◆ **Task details**
What number of lines contain the word "name"? Reply with the number and nothing else.

[start]

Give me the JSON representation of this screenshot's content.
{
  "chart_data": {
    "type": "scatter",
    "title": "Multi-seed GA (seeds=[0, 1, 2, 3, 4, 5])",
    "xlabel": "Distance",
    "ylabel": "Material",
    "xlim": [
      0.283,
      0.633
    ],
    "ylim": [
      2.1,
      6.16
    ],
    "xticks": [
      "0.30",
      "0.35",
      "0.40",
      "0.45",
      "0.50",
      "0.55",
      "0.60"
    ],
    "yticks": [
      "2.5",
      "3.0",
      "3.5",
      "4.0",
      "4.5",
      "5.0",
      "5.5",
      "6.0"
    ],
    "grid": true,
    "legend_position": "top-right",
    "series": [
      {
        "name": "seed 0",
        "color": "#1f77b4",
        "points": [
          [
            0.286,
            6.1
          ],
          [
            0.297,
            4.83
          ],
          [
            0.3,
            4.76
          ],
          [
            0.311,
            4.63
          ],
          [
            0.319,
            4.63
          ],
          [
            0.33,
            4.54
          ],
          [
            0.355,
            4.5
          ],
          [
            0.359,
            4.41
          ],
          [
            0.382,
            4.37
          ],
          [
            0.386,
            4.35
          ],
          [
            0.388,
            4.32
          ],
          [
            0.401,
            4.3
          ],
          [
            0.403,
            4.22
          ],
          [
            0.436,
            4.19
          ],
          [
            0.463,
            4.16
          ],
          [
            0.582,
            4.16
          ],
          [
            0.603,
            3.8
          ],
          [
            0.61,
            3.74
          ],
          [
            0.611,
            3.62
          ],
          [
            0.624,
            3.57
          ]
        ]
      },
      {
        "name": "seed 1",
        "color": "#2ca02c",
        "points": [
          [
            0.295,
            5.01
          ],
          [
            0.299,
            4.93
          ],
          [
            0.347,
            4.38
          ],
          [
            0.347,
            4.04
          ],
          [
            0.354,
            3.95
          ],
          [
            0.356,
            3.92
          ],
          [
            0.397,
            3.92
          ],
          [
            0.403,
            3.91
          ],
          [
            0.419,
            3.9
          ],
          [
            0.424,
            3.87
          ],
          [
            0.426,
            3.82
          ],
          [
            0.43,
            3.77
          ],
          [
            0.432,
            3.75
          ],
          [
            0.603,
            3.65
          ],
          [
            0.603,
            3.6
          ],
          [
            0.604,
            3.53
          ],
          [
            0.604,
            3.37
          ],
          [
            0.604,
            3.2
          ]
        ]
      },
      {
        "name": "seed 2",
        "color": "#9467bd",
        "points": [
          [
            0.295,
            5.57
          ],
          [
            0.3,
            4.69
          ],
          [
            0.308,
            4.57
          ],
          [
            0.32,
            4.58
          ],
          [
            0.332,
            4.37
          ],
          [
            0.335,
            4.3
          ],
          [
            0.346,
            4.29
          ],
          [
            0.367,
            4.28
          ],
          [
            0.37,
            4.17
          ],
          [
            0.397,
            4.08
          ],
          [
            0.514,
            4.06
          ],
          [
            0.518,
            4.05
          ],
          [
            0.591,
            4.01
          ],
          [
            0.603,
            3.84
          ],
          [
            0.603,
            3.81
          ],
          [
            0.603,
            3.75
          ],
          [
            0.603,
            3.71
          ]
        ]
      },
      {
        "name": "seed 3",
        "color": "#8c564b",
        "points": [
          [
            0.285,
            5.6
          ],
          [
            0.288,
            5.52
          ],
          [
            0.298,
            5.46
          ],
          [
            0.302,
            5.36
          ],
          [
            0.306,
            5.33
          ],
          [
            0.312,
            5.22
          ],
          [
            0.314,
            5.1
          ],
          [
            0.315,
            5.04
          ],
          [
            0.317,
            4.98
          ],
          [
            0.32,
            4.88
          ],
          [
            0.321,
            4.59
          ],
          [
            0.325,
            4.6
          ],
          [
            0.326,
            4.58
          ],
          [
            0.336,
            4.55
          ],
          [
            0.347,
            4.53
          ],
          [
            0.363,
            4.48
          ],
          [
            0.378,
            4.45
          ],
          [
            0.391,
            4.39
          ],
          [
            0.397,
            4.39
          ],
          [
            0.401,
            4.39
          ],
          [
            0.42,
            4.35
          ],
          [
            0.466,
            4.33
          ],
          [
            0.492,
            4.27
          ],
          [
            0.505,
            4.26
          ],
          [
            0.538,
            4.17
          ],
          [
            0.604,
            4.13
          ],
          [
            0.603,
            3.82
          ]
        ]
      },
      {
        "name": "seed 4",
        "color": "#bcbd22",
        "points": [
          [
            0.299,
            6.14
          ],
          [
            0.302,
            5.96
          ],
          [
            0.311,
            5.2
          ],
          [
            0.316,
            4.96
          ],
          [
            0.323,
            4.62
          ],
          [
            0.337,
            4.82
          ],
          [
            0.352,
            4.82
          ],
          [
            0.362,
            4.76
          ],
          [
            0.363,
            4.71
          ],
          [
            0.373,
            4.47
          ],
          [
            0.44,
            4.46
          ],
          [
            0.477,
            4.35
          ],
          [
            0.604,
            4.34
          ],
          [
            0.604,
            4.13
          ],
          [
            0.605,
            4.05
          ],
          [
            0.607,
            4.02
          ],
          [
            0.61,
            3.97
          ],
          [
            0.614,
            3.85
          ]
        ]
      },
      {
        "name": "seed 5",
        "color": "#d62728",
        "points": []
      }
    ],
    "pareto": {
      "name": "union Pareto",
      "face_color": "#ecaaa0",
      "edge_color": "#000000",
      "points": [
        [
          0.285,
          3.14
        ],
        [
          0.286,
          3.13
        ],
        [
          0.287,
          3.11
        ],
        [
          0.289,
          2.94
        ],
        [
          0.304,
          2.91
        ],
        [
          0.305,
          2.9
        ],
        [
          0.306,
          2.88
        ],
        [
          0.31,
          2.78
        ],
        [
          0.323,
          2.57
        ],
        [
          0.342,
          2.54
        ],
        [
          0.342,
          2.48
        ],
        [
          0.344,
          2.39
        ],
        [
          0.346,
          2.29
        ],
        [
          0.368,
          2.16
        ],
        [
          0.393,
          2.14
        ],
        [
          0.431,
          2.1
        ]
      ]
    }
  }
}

[end]

◆ **Exercise result**
7